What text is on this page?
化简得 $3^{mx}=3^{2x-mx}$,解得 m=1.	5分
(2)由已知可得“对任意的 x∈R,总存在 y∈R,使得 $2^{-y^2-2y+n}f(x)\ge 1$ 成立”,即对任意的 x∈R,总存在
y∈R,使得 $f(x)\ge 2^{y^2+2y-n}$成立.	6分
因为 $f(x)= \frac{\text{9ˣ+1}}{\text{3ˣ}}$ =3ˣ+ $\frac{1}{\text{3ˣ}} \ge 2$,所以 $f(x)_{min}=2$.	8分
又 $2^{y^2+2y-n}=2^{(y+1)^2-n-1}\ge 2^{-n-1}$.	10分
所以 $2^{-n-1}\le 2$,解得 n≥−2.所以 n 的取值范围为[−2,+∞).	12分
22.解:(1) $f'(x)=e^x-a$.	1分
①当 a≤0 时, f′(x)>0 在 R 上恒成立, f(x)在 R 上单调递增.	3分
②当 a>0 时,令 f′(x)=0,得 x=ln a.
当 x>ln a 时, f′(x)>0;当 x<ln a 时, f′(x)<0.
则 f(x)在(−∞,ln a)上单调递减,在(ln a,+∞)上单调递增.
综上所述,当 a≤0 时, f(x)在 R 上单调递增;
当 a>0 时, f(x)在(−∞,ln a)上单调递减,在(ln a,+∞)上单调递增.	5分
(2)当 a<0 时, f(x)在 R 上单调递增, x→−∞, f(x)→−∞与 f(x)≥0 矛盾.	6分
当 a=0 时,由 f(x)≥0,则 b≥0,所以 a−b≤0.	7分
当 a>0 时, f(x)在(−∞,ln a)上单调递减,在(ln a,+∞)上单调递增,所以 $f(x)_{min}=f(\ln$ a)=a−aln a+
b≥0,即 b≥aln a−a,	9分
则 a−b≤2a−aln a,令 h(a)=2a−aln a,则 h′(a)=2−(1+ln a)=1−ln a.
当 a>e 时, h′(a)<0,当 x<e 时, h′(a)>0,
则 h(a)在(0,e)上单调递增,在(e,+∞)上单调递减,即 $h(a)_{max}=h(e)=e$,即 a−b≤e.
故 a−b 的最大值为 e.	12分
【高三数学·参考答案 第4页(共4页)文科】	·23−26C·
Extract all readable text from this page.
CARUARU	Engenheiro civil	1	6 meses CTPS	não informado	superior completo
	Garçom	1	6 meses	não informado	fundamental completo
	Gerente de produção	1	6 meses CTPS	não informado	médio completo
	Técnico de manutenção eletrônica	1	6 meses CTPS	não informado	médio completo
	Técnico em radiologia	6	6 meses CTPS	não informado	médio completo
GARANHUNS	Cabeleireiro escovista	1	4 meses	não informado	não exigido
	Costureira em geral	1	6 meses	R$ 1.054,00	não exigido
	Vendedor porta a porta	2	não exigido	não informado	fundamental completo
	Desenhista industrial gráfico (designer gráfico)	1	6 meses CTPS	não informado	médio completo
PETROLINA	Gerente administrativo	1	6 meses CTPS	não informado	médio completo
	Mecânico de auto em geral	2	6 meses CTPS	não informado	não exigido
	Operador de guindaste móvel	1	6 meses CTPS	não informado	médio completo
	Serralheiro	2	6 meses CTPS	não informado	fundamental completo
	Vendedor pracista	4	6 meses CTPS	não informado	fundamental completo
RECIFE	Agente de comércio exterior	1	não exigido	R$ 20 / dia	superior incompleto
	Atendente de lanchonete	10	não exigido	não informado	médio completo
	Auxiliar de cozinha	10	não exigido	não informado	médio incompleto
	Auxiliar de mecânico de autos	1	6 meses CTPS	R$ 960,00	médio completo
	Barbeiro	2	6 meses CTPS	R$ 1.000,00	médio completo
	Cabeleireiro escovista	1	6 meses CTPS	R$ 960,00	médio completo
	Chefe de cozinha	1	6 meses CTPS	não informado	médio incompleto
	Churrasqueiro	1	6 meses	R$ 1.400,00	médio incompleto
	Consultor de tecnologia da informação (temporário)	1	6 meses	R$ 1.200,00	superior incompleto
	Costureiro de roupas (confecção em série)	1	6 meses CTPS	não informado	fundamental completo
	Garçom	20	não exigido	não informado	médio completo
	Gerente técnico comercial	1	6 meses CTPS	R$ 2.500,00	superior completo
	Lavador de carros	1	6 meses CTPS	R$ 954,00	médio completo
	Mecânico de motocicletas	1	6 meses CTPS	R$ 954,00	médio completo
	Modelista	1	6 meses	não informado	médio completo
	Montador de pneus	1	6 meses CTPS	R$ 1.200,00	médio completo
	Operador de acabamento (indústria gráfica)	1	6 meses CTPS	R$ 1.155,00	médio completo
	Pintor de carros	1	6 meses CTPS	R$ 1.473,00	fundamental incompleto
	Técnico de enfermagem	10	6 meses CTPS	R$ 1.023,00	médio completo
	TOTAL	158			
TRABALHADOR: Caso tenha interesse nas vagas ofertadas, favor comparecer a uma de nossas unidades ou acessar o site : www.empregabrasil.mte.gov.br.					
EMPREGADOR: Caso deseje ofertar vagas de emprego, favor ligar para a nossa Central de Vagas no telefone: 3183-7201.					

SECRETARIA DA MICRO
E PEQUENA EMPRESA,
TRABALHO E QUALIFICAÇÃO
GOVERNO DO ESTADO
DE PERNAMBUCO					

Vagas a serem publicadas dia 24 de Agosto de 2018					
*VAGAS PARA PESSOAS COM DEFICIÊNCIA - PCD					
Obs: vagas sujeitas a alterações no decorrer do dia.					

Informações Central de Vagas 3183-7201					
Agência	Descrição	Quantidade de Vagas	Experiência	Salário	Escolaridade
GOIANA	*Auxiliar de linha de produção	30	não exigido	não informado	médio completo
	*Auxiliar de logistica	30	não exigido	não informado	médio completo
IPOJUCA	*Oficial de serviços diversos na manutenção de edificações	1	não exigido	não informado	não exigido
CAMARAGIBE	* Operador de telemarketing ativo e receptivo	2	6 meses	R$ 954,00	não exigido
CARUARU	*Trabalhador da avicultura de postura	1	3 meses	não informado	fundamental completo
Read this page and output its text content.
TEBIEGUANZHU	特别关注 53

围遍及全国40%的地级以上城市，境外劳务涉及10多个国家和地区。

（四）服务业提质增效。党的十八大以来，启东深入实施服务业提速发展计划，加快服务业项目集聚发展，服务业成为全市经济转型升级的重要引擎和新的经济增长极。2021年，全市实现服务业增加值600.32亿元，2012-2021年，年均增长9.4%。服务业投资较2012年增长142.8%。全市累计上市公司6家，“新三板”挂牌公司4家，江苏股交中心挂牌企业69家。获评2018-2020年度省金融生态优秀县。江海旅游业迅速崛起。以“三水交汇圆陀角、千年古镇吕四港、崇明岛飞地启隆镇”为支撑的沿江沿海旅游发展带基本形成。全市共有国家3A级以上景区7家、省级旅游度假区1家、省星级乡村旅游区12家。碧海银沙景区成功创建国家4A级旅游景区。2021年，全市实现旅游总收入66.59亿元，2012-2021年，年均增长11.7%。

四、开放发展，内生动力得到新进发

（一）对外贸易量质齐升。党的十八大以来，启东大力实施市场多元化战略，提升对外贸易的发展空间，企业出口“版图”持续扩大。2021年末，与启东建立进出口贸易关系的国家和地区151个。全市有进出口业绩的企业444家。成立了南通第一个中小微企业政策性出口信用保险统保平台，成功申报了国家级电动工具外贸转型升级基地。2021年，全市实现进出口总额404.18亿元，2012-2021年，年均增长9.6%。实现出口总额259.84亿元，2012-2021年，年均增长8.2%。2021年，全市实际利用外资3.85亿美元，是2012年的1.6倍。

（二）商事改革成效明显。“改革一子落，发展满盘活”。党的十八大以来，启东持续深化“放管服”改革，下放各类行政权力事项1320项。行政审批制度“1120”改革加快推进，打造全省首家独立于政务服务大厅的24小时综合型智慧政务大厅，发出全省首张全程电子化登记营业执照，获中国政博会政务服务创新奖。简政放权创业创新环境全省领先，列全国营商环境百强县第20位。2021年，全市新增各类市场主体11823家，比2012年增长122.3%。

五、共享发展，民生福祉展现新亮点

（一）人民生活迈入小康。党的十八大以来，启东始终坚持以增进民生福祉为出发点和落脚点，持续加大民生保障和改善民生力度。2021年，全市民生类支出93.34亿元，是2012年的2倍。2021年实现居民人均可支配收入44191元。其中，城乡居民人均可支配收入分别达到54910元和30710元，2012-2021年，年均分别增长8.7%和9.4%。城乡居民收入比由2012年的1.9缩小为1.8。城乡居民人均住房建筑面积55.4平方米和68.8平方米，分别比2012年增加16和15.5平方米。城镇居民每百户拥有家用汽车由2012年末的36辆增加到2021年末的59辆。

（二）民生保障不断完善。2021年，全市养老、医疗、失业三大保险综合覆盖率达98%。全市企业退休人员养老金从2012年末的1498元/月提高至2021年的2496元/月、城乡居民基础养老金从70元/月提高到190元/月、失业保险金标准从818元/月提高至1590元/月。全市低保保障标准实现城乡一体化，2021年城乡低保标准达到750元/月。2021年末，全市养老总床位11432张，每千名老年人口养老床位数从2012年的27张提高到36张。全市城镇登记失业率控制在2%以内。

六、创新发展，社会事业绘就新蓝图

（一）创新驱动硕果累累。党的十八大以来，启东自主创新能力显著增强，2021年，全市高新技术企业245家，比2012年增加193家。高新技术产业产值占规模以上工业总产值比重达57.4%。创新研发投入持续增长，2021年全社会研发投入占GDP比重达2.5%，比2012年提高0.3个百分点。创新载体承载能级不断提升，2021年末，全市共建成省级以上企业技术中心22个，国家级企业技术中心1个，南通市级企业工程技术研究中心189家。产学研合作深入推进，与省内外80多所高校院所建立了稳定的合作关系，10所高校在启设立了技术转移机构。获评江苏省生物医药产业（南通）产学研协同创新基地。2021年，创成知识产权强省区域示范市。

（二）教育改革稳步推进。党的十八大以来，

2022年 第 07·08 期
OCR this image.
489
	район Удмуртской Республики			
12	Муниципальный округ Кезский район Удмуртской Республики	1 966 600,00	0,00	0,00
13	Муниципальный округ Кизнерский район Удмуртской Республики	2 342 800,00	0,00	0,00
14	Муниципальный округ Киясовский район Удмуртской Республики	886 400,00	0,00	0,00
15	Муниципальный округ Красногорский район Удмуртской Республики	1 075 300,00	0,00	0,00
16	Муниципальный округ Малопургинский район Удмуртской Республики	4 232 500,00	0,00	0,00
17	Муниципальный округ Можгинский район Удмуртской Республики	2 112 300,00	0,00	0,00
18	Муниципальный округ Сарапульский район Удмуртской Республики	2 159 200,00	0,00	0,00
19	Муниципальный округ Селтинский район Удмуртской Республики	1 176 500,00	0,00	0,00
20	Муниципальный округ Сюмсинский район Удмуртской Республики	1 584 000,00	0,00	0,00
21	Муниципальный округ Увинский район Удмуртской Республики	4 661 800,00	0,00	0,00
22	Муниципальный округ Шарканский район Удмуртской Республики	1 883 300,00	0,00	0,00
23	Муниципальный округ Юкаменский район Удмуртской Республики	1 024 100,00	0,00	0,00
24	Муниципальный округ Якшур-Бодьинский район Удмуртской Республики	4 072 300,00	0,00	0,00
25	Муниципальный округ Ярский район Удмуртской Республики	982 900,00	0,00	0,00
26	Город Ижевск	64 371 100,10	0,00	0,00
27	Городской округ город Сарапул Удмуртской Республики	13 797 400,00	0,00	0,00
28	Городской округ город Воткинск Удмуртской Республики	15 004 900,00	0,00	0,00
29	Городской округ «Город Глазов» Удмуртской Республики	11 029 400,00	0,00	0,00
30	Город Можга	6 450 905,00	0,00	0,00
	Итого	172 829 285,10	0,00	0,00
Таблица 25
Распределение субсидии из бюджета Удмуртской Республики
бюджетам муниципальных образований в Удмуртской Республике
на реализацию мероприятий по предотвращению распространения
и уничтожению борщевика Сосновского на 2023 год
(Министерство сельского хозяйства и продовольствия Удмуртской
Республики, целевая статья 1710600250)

§ **What you need to do**
Copy out the lines in which the string "Central" appears.

§ **Response to this task**
EMPREGADOR: Caso deseje ofertar vagas de emprego, favor ligar para a nossa Central de Vagas no telefone: 3183-7201.					
Informações Central de Vagas 3183-7201					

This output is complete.